» PROVIDED INFORMATION
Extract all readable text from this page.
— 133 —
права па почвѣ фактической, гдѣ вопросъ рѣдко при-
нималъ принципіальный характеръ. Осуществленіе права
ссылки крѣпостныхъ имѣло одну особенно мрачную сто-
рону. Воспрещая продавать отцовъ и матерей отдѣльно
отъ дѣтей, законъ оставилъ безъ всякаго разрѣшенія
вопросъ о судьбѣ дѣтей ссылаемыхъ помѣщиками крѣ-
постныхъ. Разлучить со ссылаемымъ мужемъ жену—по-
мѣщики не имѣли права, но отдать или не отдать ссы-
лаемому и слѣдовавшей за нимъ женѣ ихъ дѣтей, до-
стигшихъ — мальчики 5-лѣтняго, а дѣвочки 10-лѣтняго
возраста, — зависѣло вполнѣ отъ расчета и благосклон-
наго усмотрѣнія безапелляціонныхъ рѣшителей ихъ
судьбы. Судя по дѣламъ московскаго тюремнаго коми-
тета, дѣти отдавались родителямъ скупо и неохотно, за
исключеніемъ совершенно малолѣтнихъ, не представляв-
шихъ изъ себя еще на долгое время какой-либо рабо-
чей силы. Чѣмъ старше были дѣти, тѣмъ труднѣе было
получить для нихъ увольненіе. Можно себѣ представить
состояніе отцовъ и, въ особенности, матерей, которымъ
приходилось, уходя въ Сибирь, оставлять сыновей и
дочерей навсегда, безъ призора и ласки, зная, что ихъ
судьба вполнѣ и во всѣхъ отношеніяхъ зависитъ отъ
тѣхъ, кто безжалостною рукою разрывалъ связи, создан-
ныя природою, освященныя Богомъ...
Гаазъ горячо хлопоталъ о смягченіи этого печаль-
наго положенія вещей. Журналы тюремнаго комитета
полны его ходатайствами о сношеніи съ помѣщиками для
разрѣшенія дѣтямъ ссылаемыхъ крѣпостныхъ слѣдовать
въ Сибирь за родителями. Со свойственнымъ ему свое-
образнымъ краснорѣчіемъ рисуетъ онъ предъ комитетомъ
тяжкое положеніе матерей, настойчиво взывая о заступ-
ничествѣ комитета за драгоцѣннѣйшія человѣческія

» REQUIREMENTS
Using the listing above, show every line that includes the string "права".

» ANSWER IN FULL
права па почвѣ фактической, гдѣ вопросъ рѣдко при-
нималъ принципіальный характеръ. Осуществленіе права
мѣщики не имѣли права, но отдать или не отдать ссы-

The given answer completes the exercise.